• **Task requirements**
Could you copy every line from the material below in which "page" appears?

>>>

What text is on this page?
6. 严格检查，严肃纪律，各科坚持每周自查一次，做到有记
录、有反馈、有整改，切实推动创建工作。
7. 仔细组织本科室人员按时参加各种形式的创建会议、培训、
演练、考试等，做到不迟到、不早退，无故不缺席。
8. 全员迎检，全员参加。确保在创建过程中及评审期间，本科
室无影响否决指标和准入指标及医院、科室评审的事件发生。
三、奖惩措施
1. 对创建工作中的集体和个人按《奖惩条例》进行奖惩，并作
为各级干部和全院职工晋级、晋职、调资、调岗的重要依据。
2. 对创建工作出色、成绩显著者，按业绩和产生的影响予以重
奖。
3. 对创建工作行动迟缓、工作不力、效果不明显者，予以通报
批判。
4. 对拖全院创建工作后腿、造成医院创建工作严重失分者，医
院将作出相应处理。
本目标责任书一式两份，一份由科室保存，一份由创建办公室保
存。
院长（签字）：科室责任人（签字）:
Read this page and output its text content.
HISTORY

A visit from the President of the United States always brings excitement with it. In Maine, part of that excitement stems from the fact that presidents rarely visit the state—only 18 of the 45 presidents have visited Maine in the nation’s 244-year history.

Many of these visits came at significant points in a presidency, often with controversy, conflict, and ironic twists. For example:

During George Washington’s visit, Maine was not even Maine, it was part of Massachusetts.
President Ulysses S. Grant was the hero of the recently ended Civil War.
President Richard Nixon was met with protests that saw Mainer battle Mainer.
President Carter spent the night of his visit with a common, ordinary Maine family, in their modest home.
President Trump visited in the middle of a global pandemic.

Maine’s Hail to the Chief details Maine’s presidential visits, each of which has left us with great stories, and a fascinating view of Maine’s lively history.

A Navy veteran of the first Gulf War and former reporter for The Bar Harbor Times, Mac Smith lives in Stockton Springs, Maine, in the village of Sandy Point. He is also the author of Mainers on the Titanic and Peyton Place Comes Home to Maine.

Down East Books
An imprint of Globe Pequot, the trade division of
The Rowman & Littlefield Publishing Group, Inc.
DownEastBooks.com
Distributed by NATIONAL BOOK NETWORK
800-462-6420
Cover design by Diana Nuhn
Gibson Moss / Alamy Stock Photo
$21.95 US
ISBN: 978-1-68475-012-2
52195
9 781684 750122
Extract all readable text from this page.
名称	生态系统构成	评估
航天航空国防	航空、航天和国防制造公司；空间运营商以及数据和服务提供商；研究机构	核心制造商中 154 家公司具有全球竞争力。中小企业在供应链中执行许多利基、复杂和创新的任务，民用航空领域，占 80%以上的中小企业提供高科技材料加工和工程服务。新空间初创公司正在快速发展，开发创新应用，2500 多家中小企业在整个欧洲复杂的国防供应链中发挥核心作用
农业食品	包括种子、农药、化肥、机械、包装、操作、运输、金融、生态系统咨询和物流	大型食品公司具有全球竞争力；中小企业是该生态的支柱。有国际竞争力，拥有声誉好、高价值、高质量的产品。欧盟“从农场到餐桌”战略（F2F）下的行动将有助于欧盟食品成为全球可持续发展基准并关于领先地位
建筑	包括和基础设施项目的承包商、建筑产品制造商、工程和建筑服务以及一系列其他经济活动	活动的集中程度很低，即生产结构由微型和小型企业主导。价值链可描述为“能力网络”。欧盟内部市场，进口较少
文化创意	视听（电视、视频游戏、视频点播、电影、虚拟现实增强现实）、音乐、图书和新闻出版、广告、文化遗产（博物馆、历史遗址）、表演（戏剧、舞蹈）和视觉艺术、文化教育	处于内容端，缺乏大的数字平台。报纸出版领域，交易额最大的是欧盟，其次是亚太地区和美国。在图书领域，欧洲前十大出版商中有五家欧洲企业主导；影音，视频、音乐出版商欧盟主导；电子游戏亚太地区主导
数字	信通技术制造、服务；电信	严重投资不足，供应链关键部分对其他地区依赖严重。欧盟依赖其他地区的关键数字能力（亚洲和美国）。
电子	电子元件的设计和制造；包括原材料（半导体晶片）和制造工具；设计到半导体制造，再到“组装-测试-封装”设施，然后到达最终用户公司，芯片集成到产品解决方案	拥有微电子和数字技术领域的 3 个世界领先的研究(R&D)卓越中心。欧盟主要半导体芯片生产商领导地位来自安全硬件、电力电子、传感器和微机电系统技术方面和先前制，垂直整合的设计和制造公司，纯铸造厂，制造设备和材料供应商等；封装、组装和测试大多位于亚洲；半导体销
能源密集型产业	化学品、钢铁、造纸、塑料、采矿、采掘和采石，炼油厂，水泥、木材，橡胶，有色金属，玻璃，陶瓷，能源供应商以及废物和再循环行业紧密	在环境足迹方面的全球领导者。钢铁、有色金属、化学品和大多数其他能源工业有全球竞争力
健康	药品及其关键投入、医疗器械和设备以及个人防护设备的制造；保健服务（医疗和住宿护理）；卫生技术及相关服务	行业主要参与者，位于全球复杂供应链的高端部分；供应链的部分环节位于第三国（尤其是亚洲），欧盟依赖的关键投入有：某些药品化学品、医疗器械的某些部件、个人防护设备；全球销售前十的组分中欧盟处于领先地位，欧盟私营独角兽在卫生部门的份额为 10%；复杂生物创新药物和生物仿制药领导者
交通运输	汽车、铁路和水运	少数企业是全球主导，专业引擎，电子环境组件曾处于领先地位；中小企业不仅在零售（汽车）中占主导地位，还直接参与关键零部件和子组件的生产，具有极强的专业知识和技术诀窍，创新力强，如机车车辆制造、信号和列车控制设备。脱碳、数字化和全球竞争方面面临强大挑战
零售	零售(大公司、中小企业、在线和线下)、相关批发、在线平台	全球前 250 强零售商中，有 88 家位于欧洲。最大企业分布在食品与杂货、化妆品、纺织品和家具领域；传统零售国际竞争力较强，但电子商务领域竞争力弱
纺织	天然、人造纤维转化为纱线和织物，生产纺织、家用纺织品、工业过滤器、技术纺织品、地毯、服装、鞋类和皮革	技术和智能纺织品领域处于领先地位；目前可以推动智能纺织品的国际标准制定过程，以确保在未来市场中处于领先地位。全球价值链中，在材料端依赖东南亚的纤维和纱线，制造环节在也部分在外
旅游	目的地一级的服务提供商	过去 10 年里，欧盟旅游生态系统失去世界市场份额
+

<<<

• **Task answer**
What text is on this page?
Read this page and output its text content.
Extract all readable text from this page.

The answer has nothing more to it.